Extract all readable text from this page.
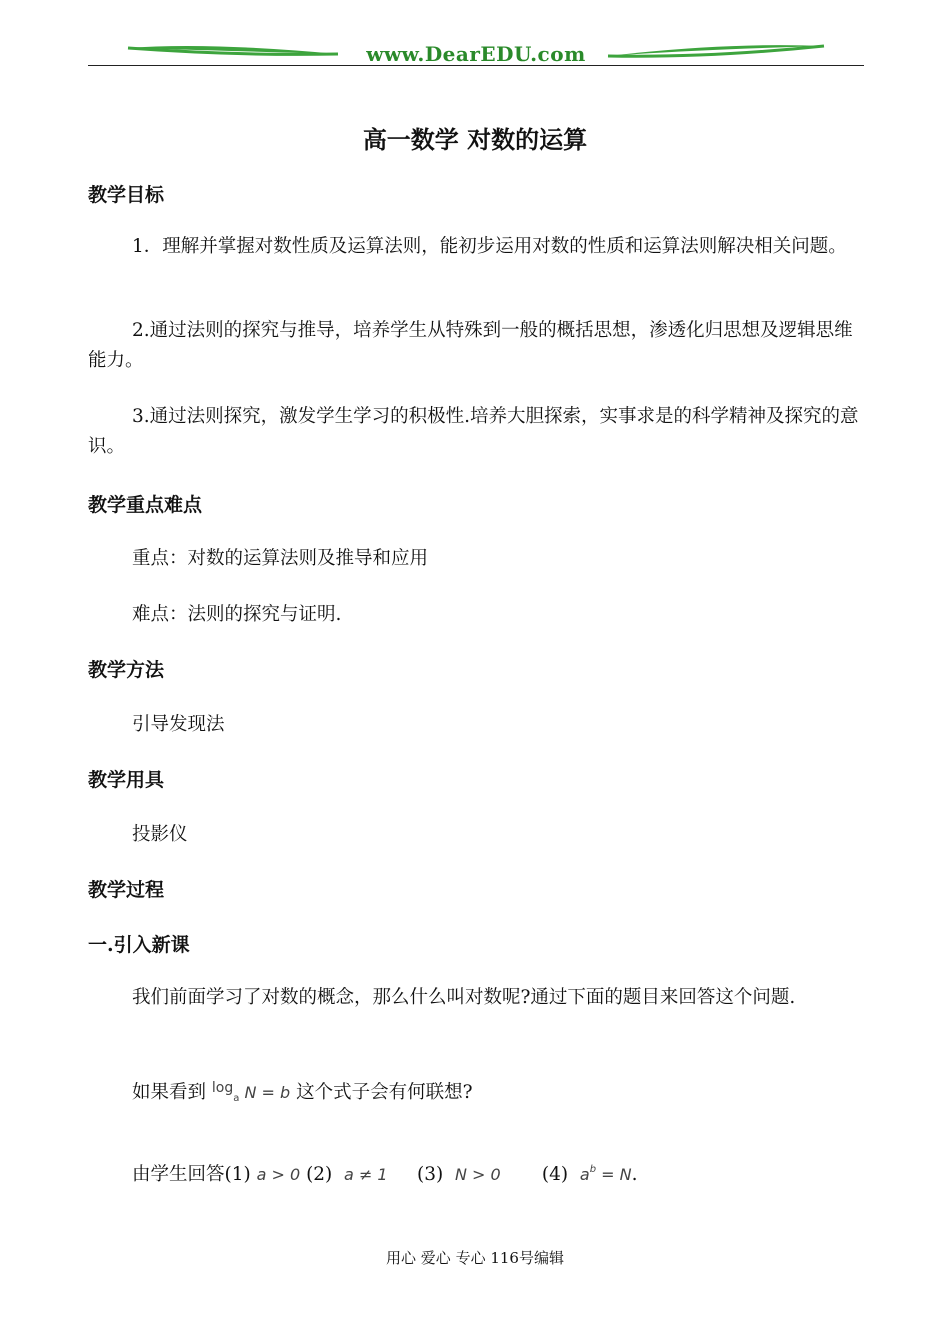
www.DearEDU.com
高一数学 对数的运算
教学目标
1．理解并掌握对数性质及运算法则，能初步运用对数的性质和运算法则解决相关问题。
2.通过法则的探究与推导，培养学生从特殊到一般的概括思想，渗透化归思想及逻辑思维能力。
3.通过法则探究，激发学生学习的积极性.培养大胆探索，实事求是的科学精神及探究的意识。
教学重点难点
重点：对数的运算法则及推导和应用
难点：法则的探究与证明.
教学方法
引导发现法
教学用具
投影仪
教学过程
一.引入新课
我们前面学习了对数的概念，那么什么叫对数呢?通过下面的题目来回答这个问题.
如果看到 $\log_a N = b$ 这个式子会有何联想?
由学生回答(1) a > 0 (2) a ≠ 1 (3) N > 0 (4) $a^b = N$.
用心 爱心 专心 116号编辑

════════

**To be done**
Write the listing out a second time exactly, dropping all images.

**Final answer**
Extract all readable text from this page.
www.DearEDU.com
高一数学 对数的运算
教学目标
1．理解并掌握对数性质及运算法则，能初步运用对数的性质和运算法则解决相关问题。
2.通过法则的探究与推导，培养学生从特殊到一般的概括思想，渗透化归思想及逻辑思维能力。
3.通过法则探究，激发学生学习的积极性.培养大胆探索，实事求是的科学精神及探究的意识。
教学重点难点
重点：对数的运算法则及推导和应用
难点：法则的探究与证明.
教学方法
引导发现法
教学用具
投影仪
教学过程
一.引入新课
我们前面学习了对数的概念，那么什么叫对数呢?通过下面的题目来回答这个问题.
如果看到 $\log_a N = b$ 这个式子会有何联想?
由学生回答(1) a > 0 (2) a ≠ 1 (3) N > 0 (4) $a^b = N$.
用心 爱心 专心 116号编辑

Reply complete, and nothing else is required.